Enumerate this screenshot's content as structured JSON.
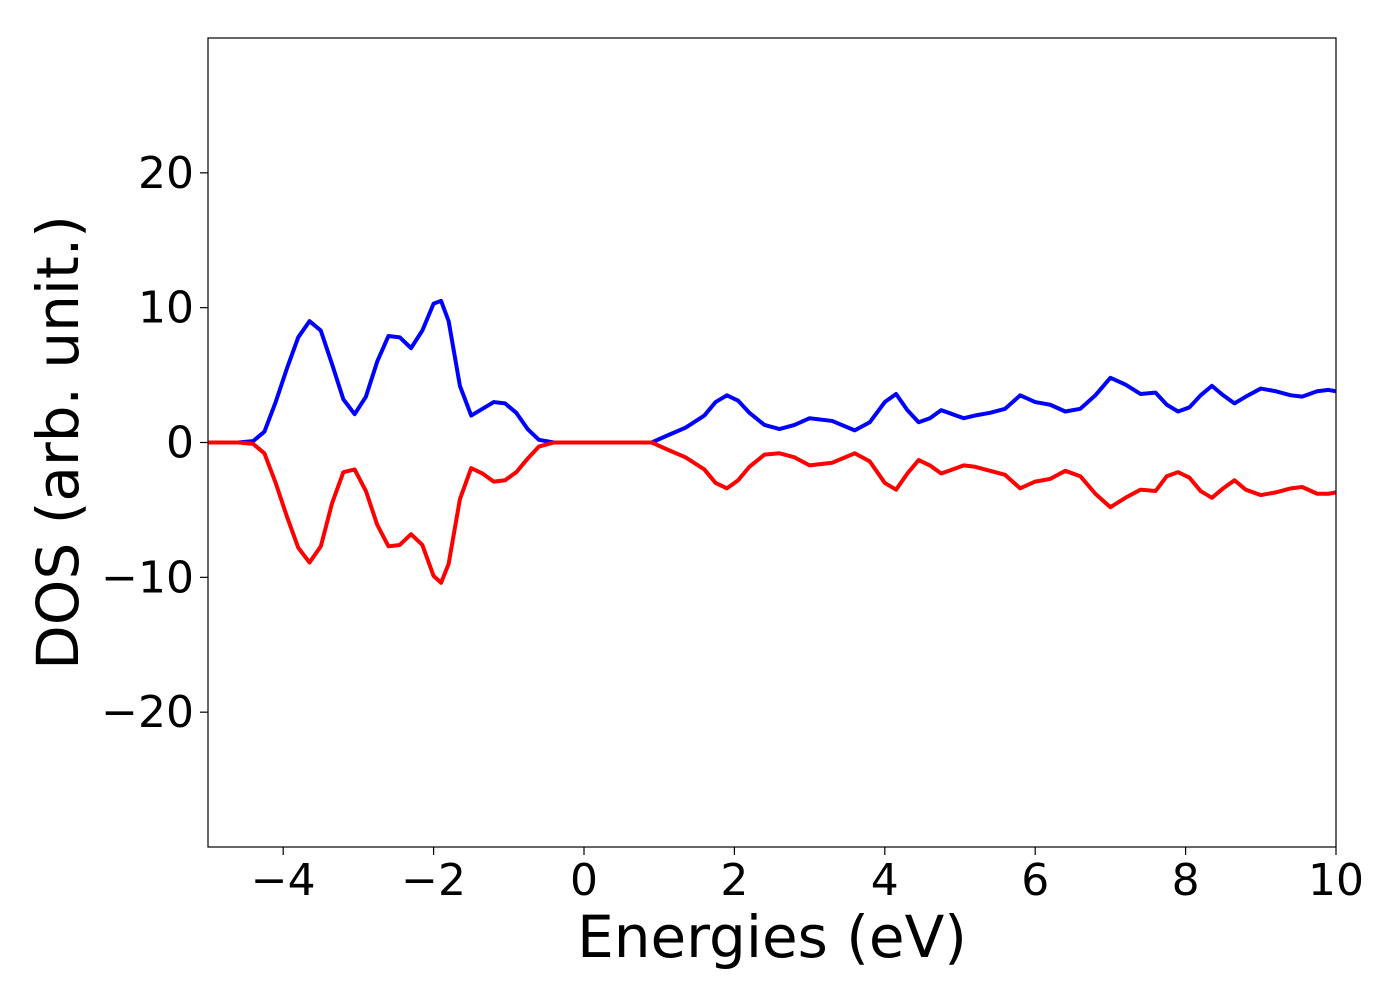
{
  "chart_data": {
    "type": "line",
    "title": "",
    "xlabel": "Energies (eV)",
    "ylabel": "DOS (arb. unit.)",
    "xlim": [
      -5,
      10
    ],
    "ylim": [
      -30,
      30
    ],
    "grid": false,
    "xticks": [
      -4,
      -2,
      0,
      2,
      4,
      6,
      8,
      10
    ],
    "yticks": [
      -20,
      -10,
      0,
      10,
      20
    ],
    "xtick_labels": [
      "−4",
      "−2",
      "0",
      "2",
      "4",
      "6",
      "8",
      "10"
    ],
    "ytick_labels": [
      "−20",
      "−10",
      "0",
      "10",
      "20"
    ],
    "series": [
      {
        "color": "#0000ff",
        "points": [
          [
            -5,
            0
          ],
          [
            -4.6,
            0
          ],
          [
            -4.4,
            0.1
          ],
          [
            -4.25,
            0.8
          ],
          [
            -4.1,
            3
          ],
          [
            -3.95,
            5.5
          ],
          [
            -3.8,
            7.8
          ],
          [
            -3.65,
            9
          ],
          [
            -3.5,
            8.3
          ],
          [
            -3.35,
            5.8
          ],
          [
            -3.2,
            3.2
          ],
          [
            -3.05,
            2.1
          ],
          [
            -2.9,
            3.4
          ],
          [
            -2.75,
            6
          ],
          [
            -2.6,
            7.9
          ],
          [
            -2.45,
            7.8
          ],
          [
            -2.3,
            7
          ],
          [
            -2.15,
            8.3
          ],
          [
            -2.0,
            10.3
          ],
          [
            -1.9,
            10.5
          ],
          [
            -1.8,
            9
          ],
          [
            -1.65,
            4.2
          ],
          [
            -1.5,
            2
          ],
          [
            -1.35,
            2.5
          ],
          [
            -1.2,
            3.0
          ],
          [
            -1.05,
            2.9
          ],
          [
            -0.9,
            2.2
          ],
          [
            -0.75,
            1
          ],
          [
            -0.6,
            0.2
          ],
          [
            -0.4,
            0
          ],
          [
            0.9,
            0
          ],
          [
            1.1,
            0.5
          ],
          [
            1.35,
            1.1
          ],
          [
            1.6,
            2
          ],
          [
            1.75,
            3
          ],
          [
            1.9,
            3.5
          ],
          [
            2.05,
            3.1
          ],
          [
            2.2,
            2.2
          ],
          [
            2.4,
            1.3
          ],
          [
            2.6,
            1.0
          ],
          [
            2.8,
            1.3
          ],
          [
            3.0,
            1.8
          ],
          [
            3.3,
            1.6
          ],
          [
            3.6,
            0.9
          ],
          [
            3.8,
            1.5
          ],
          [
            4.0,
            3.0
          ],
          [
            4.15,
            3.6
          ],
          [
            4.3,
            2.4
          ],
          [
            4.45,
            1.5
          ],
          [
            4.6,
            1.8
          ],
          [
            4.75,
            2.4
          ],
          [
            4.9,
            2.1
          ],
          [
            5.05,
            1.8
          ],
          [
            5.2,
            2.0
          ],
          [
            5.4,
            2.2
          ],
          [
            5.6,
            2.5
          ],
          [
            5.8,
            3.5
          ],
          [
            6.0,
            3.0
          ],
          [
            6.2,
            2.8
          ],
          [
            6.4,
            2.3
          ],
          [
            6.6,
            2.5
          ],
          [
            6.8,
            3.5
          ],
          [
            7.0,
            4.8
          ],
          [
            7.2,
            4.3
          ],
          [
            7.4,
            3.6
          ],
          [
            7.6,
            3.7
          ],
          [
            7.75,
            2.8
          ],
          [
            7.9,
            2.3
          ],
          [
            8.05,
            2.6
          ],
          [
            8.2,
            3.5
          ],
          [
            8.35,
            4.2
          ],
          [
            8.5,
            3.5
          ],
          [
            8.65,
            2.9
          ],
          [
            8.8,
            3.4
          ],
          [
            9.0,
            4.0
          ],
          [
            9.2,
            3.8
          ],
          [
            9.4,
            3.5
          ],
          [
            9.55,
            3.4
          ],
          [
            9.75,
            3.8
          ],
          [
            9.9,
            3.9
          ],
          [
            10,
            3.8
          ]
        ]
      },
      {
        "color": "#ff0000",
        "points": [
          [
            -5,
            0
          ],
          [
            -4.6,
            0
          ],
          [
            -4.4,
            -0.1
          ],
          [
            -4.25,
            -0.8
          ],
          [
            -4.1,
            -3
          ],
          [
            -3.95,
            -5.5
          ],
          [
            -3.8,
            -7.8
          ],
          [
            -3.65,
            -8.9
          ],
          [
            -3.5,
            -7.7
          ],
          [
            -3.35,
            -4.5
          ],
          [
            -3.2,
            -2.2
          ],
          [
            -3.05,
            -2.0
          ],
          [
            -2.9,
            -3.6
          ],
          [
            -2.75,
            -6.1
          ],
          [
            -2.6,
            -7.7
          ],
          [
            -2.45,
            -7.6
          ],
          [
            -2.3,
            -6.8
          ],
          [
            -2.15,
            -7.6
          ],
          [
            -2.0,
            -9.9
          ],
          [
            -1.9,
            -10.4
          ],
          [
            -1.8,
            -9
          ],
          [
            -1.65,
            -4.2
          ],
          [
            -1.5,
            -1.9
          ],
          [
            -1.35,
            -2.3
          ],
          [
            -1.2,
            -2.9
          ],
          [
            -1.05,
            -2.8
          ],
          [
            -0.9,
            -2.2
          ],
          [
            -0.75,
            -1.2
          ],
          [
            -0.6,
            -0.3
          ],
          [
            -0.4,
            0
          ],
          [
            0.9,
            0
          ],
          [
            1.1,
            -0.5
          ],
          [
            1.35,
            -1.1
          ],
          [
            1.6,
            -2
          ],
          [
            1.75,
            -3
          ],
          [
            1.9,
            -3.4
          ],
          [
            2.05,
            -2.8
          ],
          [
            2.2,
            -1.8
          ],
          [
            2.4,
            -0.9
          ],
          [
            2.6,
            -0.8
          ],
          [
            2.8,
            -1.1
          ],
          [
            3.0,
            -1.7
          ],
          [
            3.3,
            -1.5
          ],
          [
            3.6,
            -0.8
          ],
          [
            3.8,
            -1.4
          ],
          [
            4.0,
            -3.0
          ],
          [
            4.15,
            -3.5
          ],
          [
            4.3,
            -2.3
          ],
          [
            4.45,
            -1.3
          ],
          [
            4.6,
            -1.7
          ],
          [
            4.75,
            -2.3
          ],
          [
            4.9,
            -2.0
          ],
          [
            5.05,
            -1.7
          ],
          [
            5.2,
            -1.8
          ],
          [
            5.4,
            -2.1
          ],
          [
            5.6,
            -2.4
          ],
          [
            5.8,
            -3.4
          ],
          [
            6.0,
            -2.9
          ],
          [
            6.2,
            -2.7
          ],
          [
            6.4,
            -2.1
          ],
          [
            6.6,
            -2.5
          ],
          [
            6.8,
            -3.8
          ],
          [
            7.0,
            -4.8
          ],
          [
            7.2,
            -4.1
          ],
          [
            7.4,
            -3.5
          ],
          [
            7.6,
            -3.6
          ],
          [
            7.75,
            -2.5
          ],
          [
            7.9,
            -2.2
          ],
          [
            8.05,
            -2.6
          ],
          [
            8.2,
            -3.6
          ],
          [
            8.35,
            -4.1
          ],
          [
            8.5,
            -3.4
          ],
          [
            8.65,
            -2.8
          ],
          [
            8.8,
            -3.5
          ],
          [
            9.0,
            -3.9
          ],
          [
            9.2,
            -3.7
          ],
          [
            9.4,
            -3.4
          ],
          [
            9.55,
            -3.3
          ],
          [
            9.75,
            -3.8
          ],
          [
            9.9,
            -3.8
          ],
          [
            10,
            -3.7
          ]
        ]
      }
    ]
  }
}
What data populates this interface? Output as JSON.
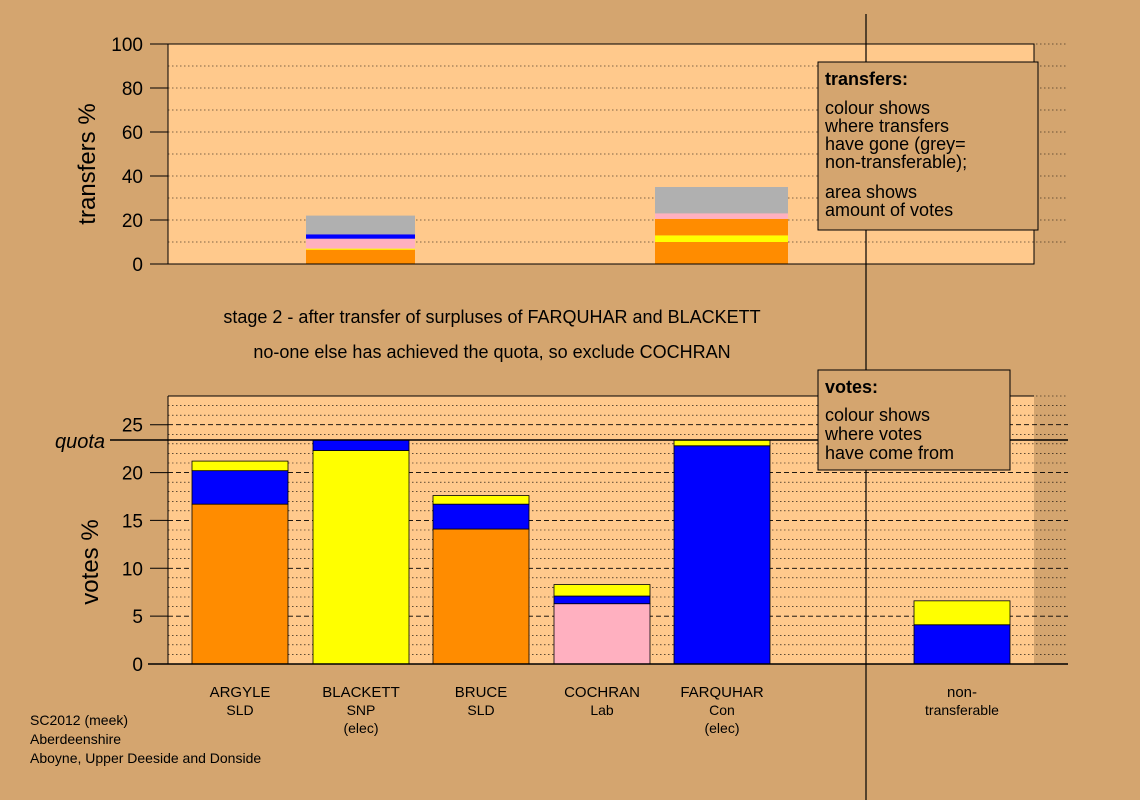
{
  "colors": {
    "background": "#d4a56f",
    "plot_bg": "#ffc98c",
    "orange": "#ff8c00",
    "yellow": "#ffff00",
    "blue": "#0000ff",
    "pink": "#ffb0c0",
    "grey": "#b0b0b0"
  },
  "stage_text": {
    "line1": "stage 2 - after transfer of surpluses of FARQUHAR and BLACKETT",
    "line2": "no-one else has achieved the quota, so exclude COCHRAN"
  },
  "footer": {
    "line1": "SC2012 (meek)",
    "line2": "Aberdeenshire",
    "line3": "Aboyne, Upper Deeside and Donside"
  },
  "transfers_legend": {
    "title": "transfers:",
    "lines": [
      "colour shows",
      "where transfers",
      "have gone (grey=",
      "non-transferable);",
      "area shows",
      "amount of votes"
    ]
  },
  "votes_legend": {
    "title": "votes:",
    "lines": [
      "colour shows",
      "where votes",
      "have come from"
    ]
  },
  "chart_data": [
    {
      "type": "bar",
      "stacked": true,
      "ylabel": "transfers %",
      "ylim": [
        0,
        100
      ],
      "yticks": [
        0,
        20,
        40,
        60,
        80,
        100
      ],
      "minor_grid_step": 10,
      "grid": true,
      "legend_position": "top-right",
      "bars": [
        {
          "source": "BLACKETT",
          "segments": [
            {
              "color": "orange",
              "value": 6.5
            },
            {
              "color": "yellow",
              "value": 0.5
            },
            {
              "color": "pink",
              "value": 4.5
            },
            {
              "color": "blue",
              "value": 2
            },
            {
              "color": "grey",
              "value": 8.5
            }
          ]
        },
        {
          "source": "FARQUHAR",
          "segments": [
            {
              "color": "orange",
              "value": 10
            },
            {
              "color": "yellow",
              "value": 3
            },
            {
              "color": "orange",
              "value": 7.5
            },
            {
              "color": "pink",
              "value": 2.5
            },
            {
              "color": "grey",
              "value": 12
            }
          ]
        }
      ]
    },
    {
      "type": "bar",
      "stacked": true,
      "ylabel": "votes %",
      "ylim": [
        0,
        28
      ],
      "yticks": [
        0,
        5,
        10,
        15,
        20,
        25
      ],
      "minor_grid_step": 1,
      "grid": true,
      "quota": 23.4,
      "quota_label": "quota",
      "legend_position": "top-right",
      "categories": [
        {
          "name": "ARGYLE",
          "party": "SLD",
          "note": ""
        },
        {
          "name": "BLACKETT",
          "party": "SNP",
          "note": "(elec)"
        },
        {
          "name": "BRUCE",
          "party": "SLD",
          "note": ""
        },
        {
          "name": "COCHRAN",
          "party": "Lab",
          "note": ""
        },
        {
          "name": "FARQUHAR",
          "party": "Con",
          "note": "(elec)"
        },
        {
          "name": "non-",
          "party": "transferable",
          "note": ""
        }
      ],
      "bars": [
        {
          "segments": [
            {
              "color": "orange",
              "value": 16.7
            },
            {
              "color": "blue",
              "value": 3.5
            },
            {
              "color": "yellow",
              "value": 1.0
            }
          ]
        },
        {
          "segments": [
            {
              "color": "yellow",
              "value": 22.3
            },
            {
              "color": "blue",
              "value": 1.1
            }
          ]
        },
        {
          "segments": [
            {
              "color": "orange",
              "value": 14.1
            },
            {
              "color": "blue",
              "value": 2.6
            },
            {
              "color": "yellow",
              "value": 0.9
            }
          ]
        },
        {
          "segments": [
            {
              "color": "pink",
              "value": 6.3
            },
            {
              "color": "blue",
              "value": 0.8
            },
            {
              "color": "yellow",
              "value": 1.2
            }
          ]
        },
        {
          "segments": [
            {
              "color": "blue",
              "value": 22.8
            },
            {
              "color": "yellow",
              "value": 0.6
            }
          ]
        },
        {
          "segments": [
            {
              "color": "blue",
              "value": 4.1
            },
            {
              "color": "yellow",
              "value": 2.5
            }
          ]
        }
      ]
    }
  ]
}
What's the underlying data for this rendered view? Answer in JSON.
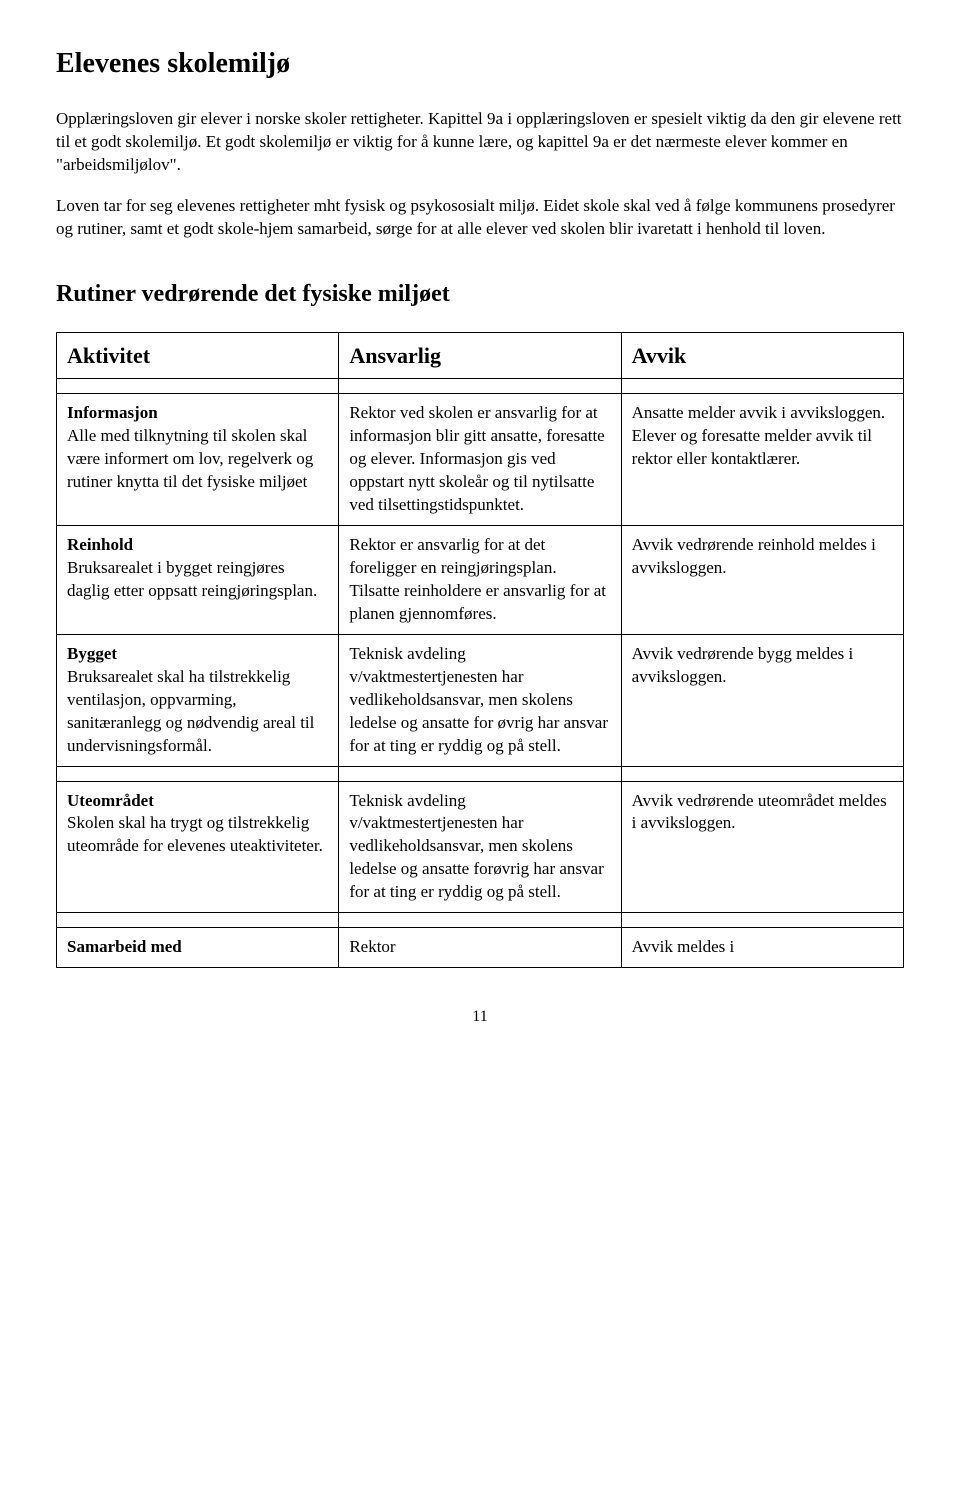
{
  "title": "Elevenes skolemiljø",
  "intro": [
    "Opplæringsloven gir elever i norske skoler rettigheter. Kapittel 9a i opplæringsloven er spesielt viktig da den gir elevene rett til et godt skolemiljø. Et godt skolemiljø er viktig for å kunne lære, og kapittel 9a er det nærmeste elever kommer en \"arbeidsmiljølov\".",
    "Loven tar for seg elevenes rettigheter mht fysisk og psykososialt miljø. Eidet skole skal ved å følge kommunens prosedyrer og rutiner, samt et godt skole-hjem samarbeid, sørge for at alle elever ved skolen blir ivaretatt i henhold til loven."
  ],
  "section_title": "Rutiner vedrørende det fysiske miljøet",
  "headers": [
    "Aktivitet",
    "Ansvarlig",
    "Avvik"
  ],
  "rows": [
    {
      "aktivitet_title": "Informasjon",
      "aktivitet_body": "Alle med tilknytning til skolen skal være informert om lov, regelverk og rutiner knytta til det fysiske miljøet",
      "ansvarlig": "Rektor ved skolen er ansvarlig for at informasjon blir gitt ansatte, foresatte og elever. Informasjon gis ved oppstart nytt skoleår og til nytilsatte ved tilsettingstidspunktet.",
      "avvik": "Ansatte melder avvik i avviksloggen. Elever og foresatte melder avvik til rektor eller kontaktlærer."
    },
    {
      "aktivitet_title": "Reinhold",
      "aktivitet_body": "Bruksarealet i bygget reingjøres daglig etter oppsatt reingjøringsplan.",
      "ansvarlig": "Rektor er ansvarlig for at det foreligger en reingjøringsplan. Tilsatte reinholdere er ansvarlig for at planen gjennomføres.",
      "avvik": "Avvik vedrørende reinhold meldes i avviksloggen."
    },
    {
      "aktivitet_title": "Bygget",
      "aktivitet_body": "Bruksarealet skal ha tilstrekkelig ventilasjon, oppvarming, sanitæranlegg og nødvendig areal til undervisningsformål.",
      "ansvarlig": "Teknisk avdeling v/vaktmestertjenesten har vedlikeholdsansvar, men skolens ledelse og ansatte for øvrig har ansvar for at ting er ryddig og på stell.",
      "avvik": "Avvik vedrørende bygg meldes i avviksloggen."
    },
    {
      "aktivitet_title": "Uteområdet",
      "aktivitet_body": "Skolen skal ha trygt og tilstrekkelig uteområde for elevenes uteaktiviteter.",
      "ansvarlig": "Teknisk avdeling v/vaktmestertjenesten har vedlikeholdsansvar, men skolens ledelse og ansatte forøvrig har ansvar for at ting er ryddig og på stell.",
      "avvik": "Avvik vedrørende uteområdet meldes i avviksloggen."
    },
    {
      "aktivitet_title": "Samarbeid med",
      "aktivitet_body": "",
      "ansvarlig": "Rektor",
      "avvik": "Avvik meldes i"
    }
  ],
  "page_number": "11"
}
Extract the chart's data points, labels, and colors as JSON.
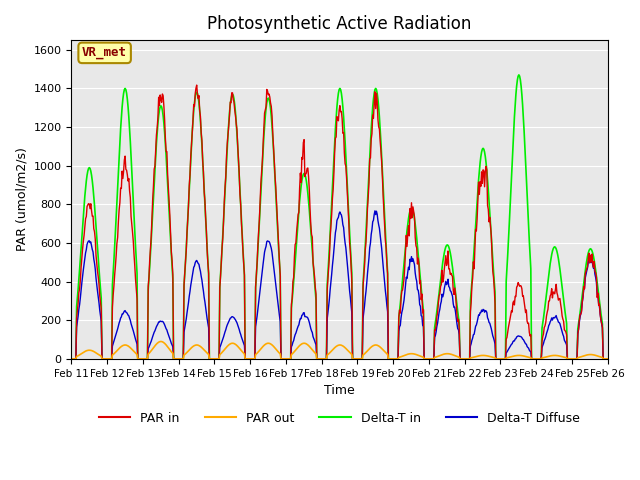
☆ ☆ ☆
Task brief =
Gather each line of the listing containing the word "name" and show it.

Solution to this task =
          "name": "ARGYLE",
          "name": "BLACKETT",
          "name": "BRUCE",
          "name": "COCHRAN",
          "name": "FARQUHAR",
          "name": "non-",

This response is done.